Operation Aderlass (English: Operation Bloodletting) is an investigation in Austria and Germany into alleged doping practices carried out by Erfurt-based German physician Mark Schmidt. Athletes from various disciplines have been named as alleged customers of Schmidt's, receiving illegal blood transfusion for the purpose of enhancing performances, with several of them having confessed.

History

The case first came to light through admissions by cross-country skier Johannes Dürr in late February 2019. He named Mark Schmidt, a physician based in the German city of Erfurt, as the head of an operation which carried out systematic blood doping. Schmidt had earlier been team doctor at both the Gerolsteiner and Milram cycling teams. In October 2009, Bernhard Kohl, who had been caught in a doping control while riding for Gerolsteiner in 2008, accused Schmidt of having overseen the doping practices. Schmidt denied the accusations. Following Dürr's statements, the police carried out a raid of the Erfurt offices on 27 February 2019. The investigation was carried out by the doping task force of the Munich police.

Involved athletes
On 20 March 2019, the state prosecutors in Bavaria confirmed that a total of 21 athletes were under suspicion of having been customers of Mark Schmidt. Not all names were initially reported, so as not to disturb investigative measures.

Winter sports
Following Dürr's statements, Austrian police arrested five athletes at the FIS Nordic World Ski Championships 2019 in Seefeld in Tirol. These were the cross-country skiers Max Hauke and Dominik Baldauf from Austria, Andreas Veerpalu and Karel Tammjärv from Estonia, as well as Alexey Poltoranin from Kazakhstan.

Initial reports suggested that a German speed skater was also involved with Schmidt. On 27 May 2019, the media reported that alpine ski racer Hannes Reichelt was interviewed by the police in the preceding week, concerning possible involvement in the affair. Reichelt vehemently denied the accusations. The charges against Reichelt were dropped on 16 October 2019.

Max Hauke received a suspended five-month sentence on 30 October 2019 from an Innsbruck court for doping violations reaching back to 2015. Dominik Baldauf also received a suspended five-month sentence on 14 January 2020 from the same court. Both athletes had received four-year bans from competition from the Austrian Anti-Doping Agency on 23 July 2019. On 27 January 2020, Johannes Dürr was given a suspended 15-month jail sentence for his involvement in the affair, after pleading guilty. He did however deny having set up connections between Schmidt and fellow cross-country skiers Hauke and Baldauf, as they had claimed. A report by German newspaper Der Tagesspiegel claimed that Dürr had contemplated taking over the doping operations from Schmidt.

Record excerpts:

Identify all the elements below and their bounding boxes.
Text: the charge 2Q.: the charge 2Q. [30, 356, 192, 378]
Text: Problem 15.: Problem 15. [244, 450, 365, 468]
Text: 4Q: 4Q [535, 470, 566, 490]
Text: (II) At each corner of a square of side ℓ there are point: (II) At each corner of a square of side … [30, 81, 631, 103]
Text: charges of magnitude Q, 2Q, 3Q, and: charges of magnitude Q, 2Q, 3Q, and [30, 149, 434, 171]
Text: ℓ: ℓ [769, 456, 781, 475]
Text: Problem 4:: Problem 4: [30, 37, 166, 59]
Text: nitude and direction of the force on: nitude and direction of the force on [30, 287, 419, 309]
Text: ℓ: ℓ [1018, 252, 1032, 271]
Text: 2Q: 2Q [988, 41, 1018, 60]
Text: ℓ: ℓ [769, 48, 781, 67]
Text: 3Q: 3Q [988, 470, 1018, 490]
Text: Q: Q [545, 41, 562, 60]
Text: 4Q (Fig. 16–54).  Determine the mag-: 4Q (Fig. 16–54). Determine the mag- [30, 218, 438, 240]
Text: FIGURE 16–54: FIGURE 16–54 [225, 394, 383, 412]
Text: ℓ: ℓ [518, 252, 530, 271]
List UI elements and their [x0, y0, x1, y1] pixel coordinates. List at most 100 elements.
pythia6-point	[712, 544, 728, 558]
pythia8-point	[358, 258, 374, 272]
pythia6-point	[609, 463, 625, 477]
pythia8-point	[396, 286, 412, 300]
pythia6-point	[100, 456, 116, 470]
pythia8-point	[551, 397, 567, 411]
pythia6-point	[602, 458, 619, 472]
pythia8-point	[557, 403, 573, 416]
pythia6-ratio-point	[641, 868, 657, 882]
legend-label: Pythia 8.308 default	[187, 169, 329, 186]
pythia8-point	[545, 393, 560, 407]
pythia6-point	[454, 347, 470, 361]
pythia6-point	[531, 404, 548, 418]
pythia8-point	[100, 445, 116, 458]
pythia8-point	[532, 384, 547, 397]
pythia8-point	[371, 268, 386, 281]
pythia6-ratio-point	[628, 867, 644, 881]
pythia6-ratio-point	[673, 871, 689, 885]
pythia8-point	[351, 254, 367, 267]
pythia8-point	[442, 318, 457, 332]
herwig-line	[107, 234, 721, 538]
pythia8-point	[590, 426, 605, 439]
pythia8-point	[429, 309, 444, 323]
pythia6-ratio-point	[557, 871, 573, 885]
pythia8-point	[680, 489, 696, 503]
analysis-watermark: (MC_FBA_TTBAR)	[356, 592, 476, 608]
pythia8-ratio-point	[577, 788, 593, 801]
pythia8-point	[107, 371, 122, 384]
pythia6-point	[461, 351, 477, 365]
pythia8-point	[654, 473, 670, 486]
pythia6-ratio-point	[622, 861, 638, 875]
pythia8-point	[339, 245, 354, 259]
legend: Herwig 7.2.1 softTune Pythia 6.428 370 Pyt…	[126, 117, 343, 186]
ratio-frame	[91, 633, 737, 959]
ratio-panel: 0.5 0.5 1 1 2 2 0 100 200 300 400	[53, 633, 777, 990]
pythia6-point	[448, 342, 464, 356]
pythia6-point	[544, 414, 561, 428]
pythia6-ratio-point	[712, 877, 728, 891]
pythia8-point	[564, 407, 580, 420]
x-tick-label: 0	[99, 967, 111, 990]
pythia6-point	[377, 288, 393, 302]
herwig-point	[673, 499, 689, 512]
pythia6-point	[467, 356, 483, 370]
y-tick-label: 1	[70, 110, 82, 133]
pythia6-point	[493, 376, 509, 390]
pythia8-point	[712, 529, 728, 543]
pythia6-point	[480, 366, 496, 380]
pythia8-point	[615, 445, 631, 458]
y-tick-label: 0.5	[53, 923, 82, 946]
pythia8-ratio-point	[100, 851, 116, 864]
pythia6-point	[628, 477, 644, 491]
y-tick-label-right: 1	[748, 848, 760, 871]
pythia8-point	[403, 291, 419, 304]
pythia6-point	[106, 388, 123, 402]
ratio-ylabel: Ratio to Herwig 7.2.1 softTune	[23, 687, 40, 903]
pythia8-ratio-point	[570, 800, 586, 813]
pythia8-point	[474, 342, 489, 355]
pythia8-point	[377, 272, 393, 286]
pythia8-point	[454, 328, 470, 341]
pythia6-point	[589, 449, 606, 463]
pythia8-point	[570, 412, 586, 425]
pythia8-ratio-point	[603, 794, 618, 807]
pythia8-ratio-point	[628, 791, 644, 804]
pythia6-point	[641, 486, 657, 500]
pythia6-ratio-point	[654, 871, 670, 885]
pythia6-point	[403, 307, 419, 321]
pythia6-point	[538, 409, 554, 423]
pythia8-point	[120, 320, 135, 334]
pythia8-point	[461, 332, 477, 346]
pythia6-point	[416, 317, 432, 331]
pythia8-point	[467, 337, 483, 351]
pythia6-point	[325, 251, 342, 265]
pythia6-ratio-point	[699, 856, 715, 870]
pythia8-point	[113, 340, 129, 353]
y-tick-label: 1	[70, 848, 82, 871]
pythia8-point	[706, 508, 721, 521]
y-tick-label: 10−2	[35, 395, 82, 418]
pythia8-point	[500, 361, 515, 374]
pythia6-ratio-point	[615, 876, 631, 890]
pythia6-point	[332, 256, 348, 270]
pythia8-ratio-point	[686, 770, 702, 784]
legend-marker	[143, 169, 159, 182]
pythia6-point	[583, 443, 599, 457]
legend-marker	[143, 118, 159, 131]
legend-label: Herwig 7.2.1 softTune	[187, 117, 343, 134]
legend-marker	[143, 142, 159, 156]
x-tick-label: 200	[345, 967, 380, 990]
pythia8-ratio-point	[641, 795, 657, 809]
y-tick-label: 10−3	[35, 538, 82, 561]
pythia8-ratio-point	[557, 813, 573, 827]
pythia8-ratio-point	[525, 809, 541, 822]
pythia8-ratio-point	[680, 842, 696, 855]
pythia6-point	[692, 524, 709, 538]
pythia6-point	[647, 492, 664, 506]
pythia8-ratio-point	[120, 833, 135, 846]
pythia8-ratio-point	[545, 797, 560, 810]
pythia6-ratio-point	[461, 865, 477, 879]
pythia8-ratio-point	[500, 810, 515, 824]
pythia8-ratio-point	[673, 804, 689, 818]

Stated task 1:
Answer each question from the Operation Aderlass article, one answer per line, marked (a), (b) and (c):
(a) On what date did police raid the Erfurt offices?
(b) On 20 March 2019, how many athletes did the state prosecutors in Bavaria confirm were under suspicion?
(c) What sentence was Johannes Dürr given on 27 January 2020?
Stated task 2:
List every athlete whom the Operation Aderlass article names as arrested by Austrian police at the FIS Nordic World Ski Championships 2019 in Seefeld in Tirol.
Stated task 3:
Print the Operation Aderlass article between "Max Hauke received" and "operations from Schmidt.", inclusive.
The lines come from a source separate from the Operation Aderlass article.

Written solution 1:
(a) 27 February 2019
(b) 21
(c) A suspended 15-month jail sentence

Written solution 2:
Max Hauke
Dominik Baldauf
Andreas Veerpalu
Karel Tammjärv
Alexey Poltoranin

Written solution 3:
Max Hauke received a suspended five-month sentence on 30 October 2019 from an Innsbruck court for doping violations reaching back to 2015. Dominik Baldauf also received a suspended five-month sentence on 14 January 2020 from the same court. Both athletes had received four-year bans from competition from the Austrian Anti-Doping Agency on 23 July 2019. On 27 January 2020, Johannes Dürr was given a suspended 15-month jail sentence for his involvement in the affair, after pleading guilty. He did however deny having set up connections between Schmidt and fellow cross-country skiers Hauke and Baldauf, as they had claimed. A report by German newspaper Der Tagesspiegel claimed that Dürr had contemplated taking over the doping operations from Schmidt.